» Problem
Below are records; work out how many of their lines contain "image" and give only that number.
########
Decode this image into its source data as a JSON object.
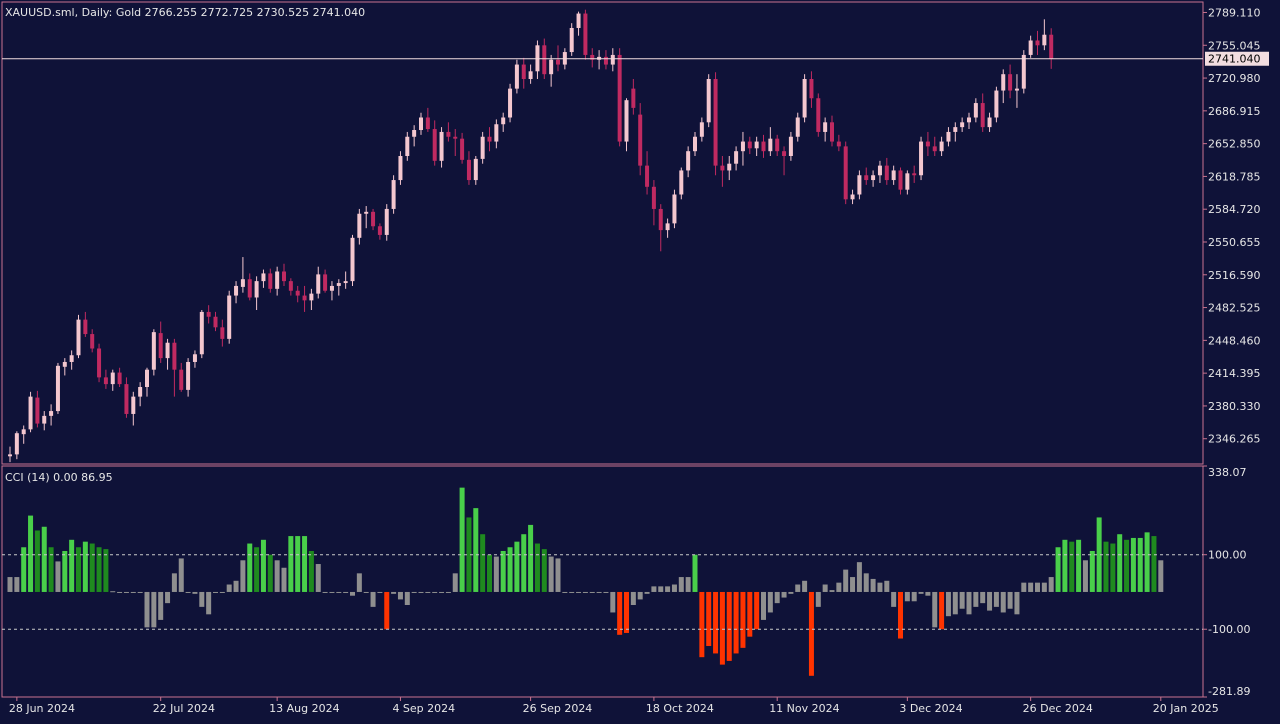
{
  "colors": {
    "background": "#0f1238",
    "border": "#c8738f",
    "bull_candle": "#f4c7cf",
    "bear_candle": "#c02a61",
    "price_line": "#f2dde0",
    "cci_strong_up": "#1f8a1f",
    "cci_up": "#49cf4a",
    "cci_neutral": "#8f8f8f",
    "cci_down": "#ff3300"
  },
  "chart_data": [
    {
      "type": "candlestick",
      "title": "XAUUSD.sml, Daily:  Gold  2766.255 2772.725 2730.525 2741.040",
      "last_price_label": "2741.040",
      "last_price": 2741.04,
      "ylim": [
        2320.0,
        2800.0
      ],
      "y_ticks": [
        "2789.110",
        "2755.045",
        "2720.980",
        "2686.915",
        "2652.850",
        "2618.785",
        "2584.720",
        "2550.655",
        "2516.590",
        "2482.525",
        "2448.460",
        "2414.395",
        "2380.330",
        "2346.265"
      ],
      "candles": [
        [
          2328.0,
          2338.0,
          2322.0,
          2330.0
        ],
        [
          2330.0,
          2354.0,
          2325.0,
          2352.0
        ],
        [
          2351.0,
          2360.0,
          2341.0,
          2356.0
        ],
        [
          2356.0,
          2395.0,
          2353.0,
          2390.0
        ],
        [
          2389.0,
          2396.0,
          2358.0,
          2362.0
        ],
        [
          2362.0,
          2375.0,
          2355.0,
          2370.0
        ],
        [
          2370.0,
          2382.0,
          2360.0,
          2375.0
        ],
        [
          2375.0,
          2425.0,
          2372.0,
          2422.0
        ],
        [
          2421.0,
          2430.0,
          2412.0,
          2426.0
        ],
        [
          2426.0,
          2438.0,
          2418.0,
          2433.0
        ],
        [
          2433.0,
          2475.0,
          2430.0,
          2470.0
        ],
        [
          2470.0,
          2478.0,
          2452.0,
          2455.0
        ],
        [
          2455.0,
          2460.0,
          2436.0,
          2440.0
        ],
        [
          2440.0,
          2445.0,
          2405.0,
          2410.0
        ],
        [
          2410.0,
          2418.0,
          2398.0,
          2403.0
        ],
        [
          2403.0,
          2418.0,
          2396.0,
          2415.0
        ],
        [
          2415.0,
          2420.0,
          2400.0,
          2403.0
        ],
        [
          2403.0,
          2410.0,
          2368.0,
          2372.0
        ],
        [
          2372.0,
          2395.0,
          2360.0,
          2390.0
        ],
        [
          2390.0,
          2405.0,
          2380.0,
          2400.0
        ],
        [
          2400.0,
          2420.0,
          2390.0,
          2418.0
        ],
        [
          2418.0,
          2460.0,
          2412.0,
          2457.0
        ],
        [
          2456.0,
          2468.0,
          2425.0,
          2430.0
        ],
        [
          2430.0,
          2450.0,
          2418.0,
          2446.0
        ],
        [
          2446.0,
          2450.0,
          2390.0,
          2418.0
        ],
        [
          2418.0,
          2425.0,
          2395.0,
          2397.0
        ],
        [
          2397.0,
          2430.0,
          2390.0,
          2426.0
        ],
        [
          2426.0,
          2438.0,
          2420.0,
          2434.0
        ],
        [
          2434.0,
          2480.0,
          2430.0,
          2478.0
        ],
        [
          2478.0,
          2485.0,
          2466.0,
          2473.0
        ],
        [
          2473.0,
          2478.0,
          2458.0,
          2462.0
        ],
        [
          2462.0,
          2470.0,
          2442.0,
          2450.0
        ],
        [
          2450.0,
          2500.0,
          2445.0,
          2495.0
        ],
        [
          2495.0,
          2510.0,
          2487.0,
          2505.0
        ],
        [
          2504.0,
          2535.0,
          2498.0,
          2512.0
        ],
        [
          2512.0,
          2518.0,
          2490.0,
          2493.0
        ],
        [
          2493.0,
          2515.0,
          2480.0,
          2510.0
        ],
        [
          2510.0,
          2522.0,
          2503.0,
          2518.0
        ],
        [
          2518.0,
          2523.0,
          2498.0,
          2502.0
        ],
        [
          2502.0,
          2525.0,
          2495.0,
          2520.0
        ],
        [
          2520.0,
          2528.0,
          2505.0,
          2510.0
        ],
        [
          2510.0,
          2513.0,
          2495.0,
          2500.0
        ],
        [
          2500.0,
          2505.0,
          2488.0,
          2495.0
        ],
        [
          2495.0,
          2505.0,
          2478.0,
          2490.0
        ],
        [
          2490.0,
          2502.0,
          2480.0,
          2497.0
        ],
        [
          2497.0,
          2525.0,
          2492.0,
          2517.0
        ],
        [
          2517.0,
          2522.0,
          2498.0,
          2500.0
        ],
        [
          2500.0,
          2510.0,
          2490.0,
          2505.0
        ],
        [
          2505.0,
          2512.0,
          2495.0,
          2508.0
        ],
        [
          2508.0,
          2520.0,
          2502.0,
          2510.0
        ],
        [
          2510.0,
          2558.0,
          2505.0,
          2555.0
        ],
        [
          2555.0,
          2585.0,
          2548.0,
          2580.0
        ],
        [
          2580.0,
          2588.0,
          2565.0,
          2582.0
        ],
        [
          2582.0,
          2585.0,
          2563.0,
          2567.0
        ],
        [
          2567.0,
          2570.0,
          2553.0,
          2558.0
        ],
        [
          2558.0,
          2590.0,
          2552.0,
          2585.0
        ],
        [
          2585.0,
          2620.0,
          2580.0,
          2615.0
        ],
        [
          2615.0,
          2645.0,
          2610.0,
          2640.0
        ],
        [
          2640.0,
          2665.0,
          2635.0,
          2660.0
        ],
        [
          2660.0,
          2672.0,
          2650.0,
          2667.0
        ],
        [
          2667.0,
          2685.0,
          2662.0,
          2680.0
        ],
        [
          2680.0,
          2690.0,
          2665.0,
          2668.0
        ],
        [
          2668.0,
          2677.0,
          2630.0,
          2635.0
        ],
        [
          2635.0,
          2670.0,
          2628.0,
          2665.0
        ],
        [
          2665.0,
          2675.0,
          2655.0,
          2660.0
        ],
        [
          2660.0,
          2668.0,
          2640.0,
          2658.0
        ],
        [
          2658.0,
          2664.0,
          2632.0,
          2636.0
        ],
        [
          2636.0,
          2645.0,
          2610.0,
          2615.0
        ],
        [
          2615.0,
          2640.0,
          2610.0,
          2637.0
        ],
        [
          2637.0,
          2665.0,
          2632.0,
          2660.0
        ],
        [
          2660.0,
          2670.0,
          2645.0,
          2655.0
        ],
        [
          2655.0,
          2678.0,
          2648.0,
          2673.0
        ],
        [
          2673.0,
          2685.0,
          2665.0,
          2680.0
        ],
        [
          2680.0,
          2715.0,
          2675.0,
          2710.0
        ],
        [
          2710.0,
          2740.0,
          2705.0,
          2735.0
        ],
        [
          2735.0,
          2742.0,
          2710.0,
          2720.0
        ],
        [
          2720.0,
          2735.0,
          2715.0,
          2728.0
        ],
        [
          2728.0,
          2760.0,
          2720.0,
          2755.0
        ],
        [
          2755.0,
          2762.0,
          2720.0,
          2725.0
        ],
        [
          2725.0,
          2745.0,
          2712.0,
          2740.0
        ],
        [
          2740.0,
          2755.0,
          2728.0,
          2735.0
        ],
        [
          2735.0,
          2752.0,
          2730.0,
          2748.0
        ],
        [
          2748.0,
          2778.0,
          2744.0,
          2773.0
        ],
        [
          2773.0,
          2790.0,
          2765.0,
          2788.0
        ],
        [
          2788.0,
          2792.0,
          2740.0,
          2745.0
        ],
        [
          2745.0,
          2752.0,
          2732.0,
          2740.0
        ],
        [
          2740.0,
          2750.0,
          2730.0,
          2743.0
        ],
        [
          2743.0,
          2750.0,
          2730.0,
          2735.0
        ],
        [
          2735.0,
          2752.0,
          2728.0,
          2745.0
        ],
        [
          2745.0,
          2752.0,
          2650.0,
          2655.0
        ],
        [
          2655.0,
          2700.0,
          2645.0,
          2698.0
        ],
        [
          2710.0,
          2720.0,
          2683.0,
          2690.0
        ],
        [
          2683.0,
          2695.0,
          2620.0,
          2630.0
        ],
        [
          2630.0,
          2645.0,
          2600.0,
          2608.0
        ],
        [
          2608.0,
          2615.0,
          2568.0,
          2585.0
        ],
        [
          2585.0,
          2590.0,
          2541.0,
          2563.0
        ],
        [
          2563.0,
          2575.0,
          2555.0,
          2570.0
        ],
        [
          2570.0,
          2605.0,
          2565.0,
          2600.0
        ],
        [
          2600.0,
          2628.0,
          2595.0,
          2625.0
        ],
        [
          2625.0,
          2650.0,
          2618.0,
          2645.0
        ],
        [
          2645.0,
          2665.0,
          2640.0,
          2660.0
        ],
        [
          2660.0,
          2680.0,
          2655.0,
          2675.0
        ],
        [
          2675.0,
          2725.0,
          2670.0,
          2720.0
        ],
        [
          2720.0,
          2727.0,
          2620.0,
          2630.0
        ],
        [
          2630.0,
          2640.0,
          2608.0,
          2625.0
        ],
        [
          2625.0,
          2640.0,
          2615.0,
          2632.0
        ],
        [
          2632.0,
          2650.0,
          2625.0,
          2645.0
        ],
        [
          2645.0,
          2665.0,
          2630.0,
          2655.0
        ],
        [
          2655.0,
          2660.0,
          2642.0,
          2648.0
        ],
        [
          2648.0,
          2660.0,
          2640.0,
          2655.0
        ],
        [
          2655.0,
          2662.0,
          2638.0,
          2645.0
        ],
        [
          2645.0,
          2670.0,
          2640.0,
          2658.0
        ],
        [
          2658.0,
          2662.0,
          2640.0,
          2645.0
        ],
        [
          2645.0,
          2650.0,
          2620.0,
          2640.0
        ],
        [
          2640.0,
          2665.0,
          2635.0,
          2660.0
        ],
        [
          2660.0,
          2685.0,
          2655.0,
          2680.0
        ],
        [
          2680.0,
          2725.0,
          2675.0,
          2720.0
        ],
        [
          2720.0,
          2728.0,
          2690.0,
          2700.0
        ],
        [
          2700.0,
          2705.0,
          2660.0,
          2665.0
        ],
        [
          2665.0,
          2680.0,
          2655.0,
          2675.0
        ],
        [
          2675.0,
          2682.0,
          2650.0,
          2655.0
        ],
        [
          2655.0,
          2662.0,
          2645.0,
          2650.0
        ],
        [
          2650.0,
          2655.0,
          2590.0,
          2595.0
        ],
        [
          2595.0,
          2605.0,
          2590.0,
          2600.0
        ],
        [
          2600.0,
          2625.0,
          2595.0,
          2620.0
        ],
        [
          2620.0,
          2628.0,
          2610.0,
          2615.0
        ],
        [
          2615.0,
          2625.0,
          2608.0,
          2620.0
        ],
        [
          2620.0,
          2635.0,
          2612.0,
          2630.0
        ],
        [
          2630.0,
          2638.0,
          2610.0,
          2615.0
        ],
        [
          2615.0,
          2630.0,
          2610.0,
          2625.0
        ],
        [
          2625.0,
          2628.0,
          2600.0,
          2605.0
        ],
        [
          2605.0,
          2625.0,
          2600.0,
          2622.0
        ],
        [
          2622.0,
          2630.0,
          2612.0,
          2620.0
        ],
        [
          2620.0,
          2660.0,
          2615.0,
          2655.0
        ],
        [
          2655.0,
          2665.0,
          2640.0,
          2650.0
        ],
        [
          2650.0,
          2660.0,
          2640.0,
          2645.0
        ],
        [
          2645.0,
          2660.0,
          2640.0,
          2655.0
        ],
        [
          2655.0,
          2670.0,
          2650.0,
          2665.0
        ],
        [
          2665.0,
          2675.0,
          2655.0,
          2670.0
        ],
        [
          2670.0,
          2680.0,
          2665.0,
          2675.0
        ],
        [
          2675.0,
          2685.0,
          2668.0,
          2680.0
        ],
        [
          2680.0,
          2700.0,
          2675.0,
          2695.0
        ],
        [
          2695.0,
          2705.0,
          2665.0,
          2670.0
        ],
        [
          2670.0,
          2685.0,
          2665.0,
          2680.0
        ],
        [
          2680.0,
          2712.0,
          2675.0,
          2708.0
        ],
        [
          2708.0,
          2730.0,
          2695.0,
          2725.0
        ],
        [
          2725.0,
          2735.0,
          2700.0,
          2708.0
        ],
        [
          2708.0,
          2725.0,
          2690.0,
          2710.0
        ],
        [
          2710.0,
          2750.0,
          2705.0,
          2745.0
        ],
        [
          2745.0,
          2765.0,
          2742.0,
          2760.0
        ],
        [
          2760.0,
          2770.0,
          2745.0,
          2755.0
        ],
        [
          2755.0,
          2782.0,
          2750.0,
          2766.0
        ],
        [
          2766.0,
          2772.725,
          2730.525,
          2741.04
        ]
      ]
    },
    {
      "type": "bar",
      "title": "CCI (14) 0.00 86.95",
      "ylim": [
        -281.89,
        338.07
      ],
      "y_ticks": [
        "338.07",
        "100.00",
        "-100.00",
        "-281.89"
      ],
      "levels": [
        100,
        -100
      ],
      "x_labels": [
        "28 Jun 2024",
        "22 Jul 2024",
        "13 Aug 2024",
        "4 Sep 2024",
        "26 Sep 2024",
        "18 Oct 2024",
        "11 Nov 2024",
        "3 Dec 2024",
        "26 Dec 2024",
        "20 Jan 2025"
      ],
      "x_label_bar_index": [
        1,
        22,
        39,
        57,
        76,
        94,
        112,
        131,
        149,
        168
      ],
      "values": [
        40,
        40,
        120,
        205,
        165,
        175,
        120,
        82,
        110,
        140,
        120,
        135,
        130,
        120,
        115,
        2,
        0,
        0,
        0,
        0,
        -95,
        -95,
        -75,
        -30,
        50,
        90,
        0,
        -5,
        -40,
        -60,
        0,
        0,
        20,
        30,
        85,
        130,
        120,
        140,
        100,
        85,
        65,
        150,
        150,
        150,
        110,
        75,
        0,
        0,
        0,
        0,
        -10,
        50,
        0,
        -40,
        0,
        -100,
        -5,
        -20,
        -35,
        0,
        0,
        0,
        0,
        0,
        0,
        50,
        280,
        200,
        225,
        155,
        100,
        95,
        110,
        120,
        135,
        155,
        180,
        130,
        115,
        95,
        90,
        0,
        0,
        0,
        0,
        0,
        0,
        0,
        -55,
        -115,
        -110,
        -35,
        -20,
        -5,
        15,
        15,
        15,
        20,
        40,
        40,
        100,
        -175,
        -145,
        -165,
        -195,
        -185,
        -165,
        -150,
        -120,
        -100,
        -75,
        -55,
        -30,
        -15,
        -5,
        20,
        30,
        -225,
        -40,
        20,
        5,
        25,
        60,
        40,
        80,
        50,
        35,
        25,
        30,
        -40,
        -125,
        -25,
        -25,
        -5,
        -10,
        -95,
        -100,
        -65,
        -60,
        -45,
        -60,
        -40,
        -30,
        -50,
        -40,
        -55,
        -45,
        -60,
        25,
        25,
        25,
        25,
        40,
        120,
        140,
        135,
        140,
        85,
        110,
        200,
        135,
        130,
        155,
        140,
        145,
        145,
        160,
        150,
        85
      ],
      "colors_per_bar": "derived"
    }
  ]
}
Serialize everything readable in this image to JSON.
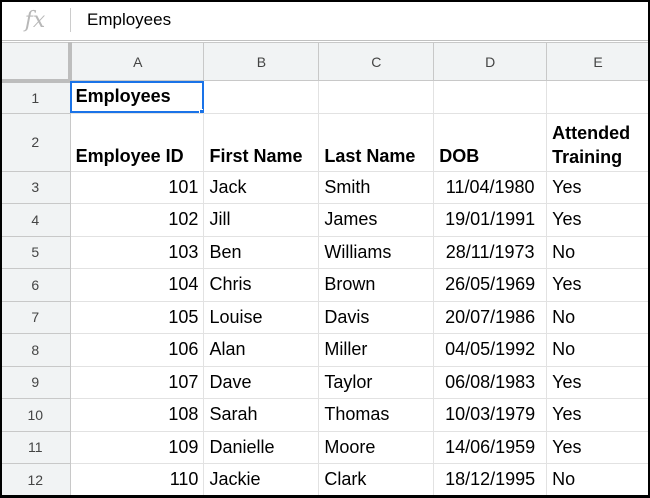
{
  "formula_bar": {
    "icon": "fx",
    "value": "Employees"
  },
  "columns": [
    "A",
    "B",
    "C",
    "D",
    "E"
  ],
  "title": "Employees",
  "headers": [
    "Employee ID",
    "First Name",
    "Last Name",
    "DOB",
    "Attended Training"
  ],
  "rows": [
    [
      "101",
      "Jack",
      "Smith",
      "11/04/1980",
      "Yes"
    ],
    [
      "102",
      "Jill",
      "James",
      "19/01/1991",
      "Yes"
    ],
    [
      "103",
      "Ben",
      "Williams",
      "28/11/1973",
      "No"
    ],
    [
      "104",
      "Chris",
      "Brown",
      "26/05/1969",
      "Yes"
    ],
    [
      "105",
      "Louise",
      "Davis",
      "20/07/1986",
      "No"
    ],
    [
      "106",
      "Alan",
      "Miller",
      "04/05/1992",
      "No"
    ],
    [
      "107",
      "Dave",
      "Taylor",
      "06/08/1983",
      "Yes"
    ],
    [
      "108",
      "Sarah",
      "Thomas",
      "10/03/1979",
      "Yes"
    ],
    [
      "109",
      "Danielle",
      "Moore",
      "14/06/1959",
      "Yes"
    ],
    [
      "110",
      "Jackie",
      "Clark",
      "18/12/1995",
      "No"
    ]
  ],
  "row_numbers": [
    "1",
    "2",
    "3",
    "4",
    "5",
    "6",
    "7",
    "8",
    "9",
    "10",
    "11",
    "12"
  ],
  "selection_color": "#1a73e8"
}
########
» Exercise response
2